═══ Data lines ═══
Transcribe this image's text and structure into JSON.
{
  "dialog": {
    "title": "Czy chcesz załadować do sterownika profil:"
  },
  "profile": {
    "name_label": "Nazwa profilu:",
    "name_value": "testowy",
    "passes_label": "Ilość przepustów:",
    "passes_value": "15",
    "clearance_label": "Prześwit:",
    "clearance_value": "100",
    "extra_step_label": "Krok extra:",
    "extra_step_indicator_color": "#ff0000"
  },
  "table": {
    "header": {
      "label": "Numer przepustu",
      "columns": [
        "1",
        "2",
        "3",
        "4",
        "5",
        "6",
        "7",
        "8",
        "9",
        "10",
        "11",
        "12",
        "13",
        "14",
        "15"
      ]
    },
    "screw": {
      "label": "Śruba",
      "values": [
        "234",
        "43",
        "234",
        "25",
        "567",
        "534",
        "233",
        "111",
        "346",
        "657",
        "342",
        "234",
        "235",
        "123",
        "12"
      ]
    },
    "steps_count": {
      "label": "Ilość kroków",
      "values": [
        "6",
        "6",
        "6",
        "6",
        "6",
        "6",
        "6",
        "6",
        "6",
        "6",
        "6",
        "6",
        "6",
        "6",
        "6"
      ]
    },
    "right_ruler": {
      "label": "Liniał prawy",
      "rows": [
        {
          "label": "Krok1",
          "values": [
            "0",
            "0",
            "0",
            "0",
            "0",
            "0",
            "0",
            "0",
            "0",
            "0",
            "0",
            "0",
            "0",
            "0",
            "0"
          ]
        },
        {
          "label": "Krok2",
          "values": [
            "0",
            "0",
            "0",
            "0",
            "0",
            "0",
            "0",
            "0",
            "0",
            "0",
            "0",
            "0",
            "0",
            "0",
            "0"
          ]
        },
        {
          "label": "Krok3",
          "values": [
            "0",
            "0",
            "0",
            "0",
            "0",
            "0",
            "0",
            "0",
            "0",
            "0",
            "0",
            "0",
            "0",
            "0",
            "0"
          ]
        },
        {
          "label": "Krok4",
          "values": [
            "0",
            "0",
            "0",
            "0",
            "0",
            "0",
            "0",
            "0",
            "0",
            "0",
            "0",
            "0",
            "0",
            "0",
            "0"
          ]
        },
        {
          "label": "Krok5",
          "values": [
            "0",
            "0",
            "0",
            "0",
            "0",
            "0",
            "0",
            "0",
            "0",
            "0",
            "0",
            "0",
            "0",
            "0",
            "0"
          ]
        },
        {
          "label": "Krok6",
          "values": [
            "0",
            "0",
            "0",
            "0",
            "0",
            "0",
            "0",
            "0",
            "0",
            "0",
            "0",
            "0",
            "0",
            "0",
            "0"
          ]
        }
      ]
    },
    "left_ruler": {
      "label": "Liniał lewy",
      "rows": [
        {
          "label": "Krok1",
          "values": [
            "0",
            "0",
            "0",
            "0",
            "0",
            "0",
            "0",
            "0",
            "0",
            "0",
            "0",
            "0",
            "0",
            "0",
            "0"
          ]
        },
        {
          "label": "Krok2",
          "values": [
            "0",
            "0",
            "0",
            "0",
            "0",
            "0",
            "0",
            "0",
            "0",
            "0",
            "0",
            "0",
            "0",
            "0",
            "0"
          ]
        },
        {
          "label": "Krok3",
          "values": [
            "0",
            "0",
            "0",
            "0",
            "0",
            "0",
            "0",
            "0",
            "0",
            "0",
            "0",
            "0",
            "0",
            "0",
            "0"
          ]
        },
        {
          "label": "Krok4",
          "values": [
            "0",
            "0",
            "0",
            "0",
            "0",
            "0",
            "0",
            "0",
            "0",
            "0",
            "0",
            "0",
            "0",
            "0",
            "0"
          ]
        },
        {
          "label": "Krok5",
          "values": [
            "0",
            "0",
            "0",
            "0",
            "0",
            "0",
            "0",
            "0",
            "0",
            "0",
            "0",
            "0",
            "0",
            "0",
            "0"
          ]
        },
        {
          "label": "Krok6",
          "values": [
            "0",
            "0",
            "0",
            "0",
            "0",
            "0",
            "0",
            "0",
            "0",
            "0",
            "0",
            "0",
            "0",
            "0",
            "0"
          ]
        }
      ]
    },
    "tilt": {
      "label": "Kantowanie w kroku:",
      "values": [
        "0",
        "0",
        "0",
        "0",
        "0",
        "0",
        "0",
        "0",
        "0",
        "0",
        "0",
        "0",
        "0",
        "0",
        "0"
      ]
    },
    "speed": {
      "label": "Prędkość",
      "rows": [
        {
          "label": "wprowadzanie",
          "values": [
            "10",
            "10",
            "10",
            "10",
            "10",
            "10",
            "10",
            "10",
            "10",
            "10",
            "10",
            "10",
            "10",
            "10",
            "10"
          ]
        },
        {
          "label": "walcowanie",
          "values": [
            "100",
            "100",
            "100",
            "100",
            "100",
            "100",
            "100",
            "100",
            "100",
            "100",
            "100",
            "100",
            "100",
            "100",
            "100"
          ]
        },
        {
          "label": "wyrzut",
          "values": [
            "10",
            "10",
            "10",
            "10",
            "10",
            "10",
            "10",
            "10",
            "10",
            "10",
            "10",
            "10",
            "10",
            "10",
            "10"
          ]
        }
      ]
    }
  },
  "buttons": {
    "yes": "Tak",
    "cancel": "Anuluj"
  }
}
═══
- **What is required**
Show the lines of the records that include the string "Ilość".

- **Answer to this problem**
    "passes_label": "Ilość przepustów:",
      "label": "Ilość kroków",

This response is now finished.